[EXERCISE DIRECTIONS]:
Images should be left out, and everything else in the listing reproduced exactly.

-- start of AVAILABLE RECORDS --

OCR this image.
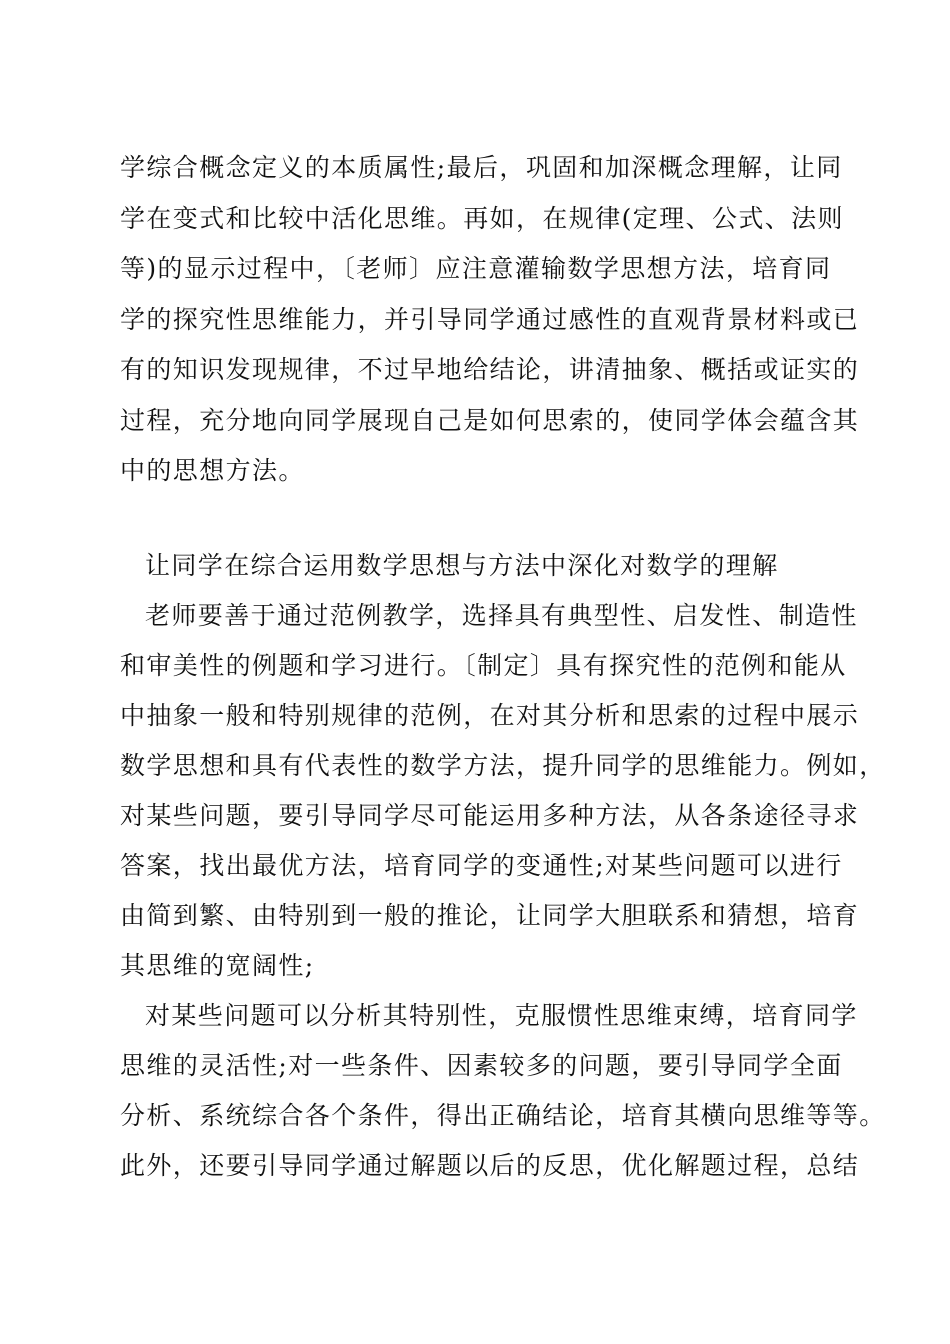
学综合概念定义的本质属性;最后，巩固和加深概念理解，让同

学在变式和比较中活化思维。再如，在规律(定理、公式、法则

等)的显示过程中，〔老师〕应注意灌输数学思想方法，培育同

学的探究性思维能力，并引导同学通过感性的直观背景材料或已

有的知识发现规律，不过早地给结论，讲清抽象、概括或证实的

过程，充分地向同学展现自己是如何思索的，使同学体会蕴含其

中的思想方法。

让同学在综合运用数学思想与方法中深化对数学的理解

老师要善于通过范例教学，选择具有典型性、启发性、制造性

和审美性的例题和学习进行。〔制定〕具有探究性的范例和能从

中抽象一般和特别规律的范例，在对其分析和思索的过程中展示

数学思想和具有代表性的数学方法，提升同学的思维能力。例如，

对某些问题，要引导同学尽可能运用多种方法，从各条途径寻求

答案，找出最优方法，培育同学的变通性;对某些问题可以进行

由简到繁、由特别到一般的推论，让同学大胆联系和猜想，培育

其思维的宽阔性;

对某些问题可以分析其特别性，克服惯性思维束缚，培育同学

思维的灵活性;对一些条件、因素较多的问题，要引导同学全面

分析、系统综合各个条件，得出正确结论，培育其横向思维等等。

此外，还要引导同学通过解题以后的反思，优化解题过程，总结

-- end of AVAILABLE RECORDS --

[ANSWER TO THIS PROBLEM]:
OCR this image.
学综合概念定义的本质属性;最后，巩固和加深概念理解，让同

学在变式和比较中活化思维。再如，在规律(定理、公式、法则

等)的显示过程中，〔老师〕应注意灌输数学思想方法，培育同

学的探究性思维能力，并引导同学通过感性的直观背景材料或已

有的知识发现规律，不过早地给结论，讲清抽象、概括或证实的

过程，充分地向同学展现自己是如何思索的，使同学体会蕴含其

中的思想方法。

让同学在综合运用数学思想与方法中深化对数学的理解

老师要善于通过范例教学，选择具有典型性、启发性、制造性

和审美性的例题和学习进行。〔制定〕具有探究性的范例和能从

中抽象一般和特别规律的范例，在对其分析和思索的过程中展示

数学思想和具有代表性的数学方法，提升同学的思维能力。例如，

对某些问题，要引导同学尽可能运用多种方法，从各条途径寻求

答案，找出最优方法，培育同学的变通性;对某些问题可以进行

由简到繁、由特别到一般的推论，让同学大胆联系和猜想，培育

其思维的宽阔性;

对某些问题可以分析其特别性，克服惯性思维束缚，培育同学

思维的灵活性;对一些条件、因素较多的问题，要引导同学全面

分析、系统综合各个条件，得出正确结论，培育其横向思维等等。

此外，还要引导同学通过解题以后的反思，优化解题过程，总结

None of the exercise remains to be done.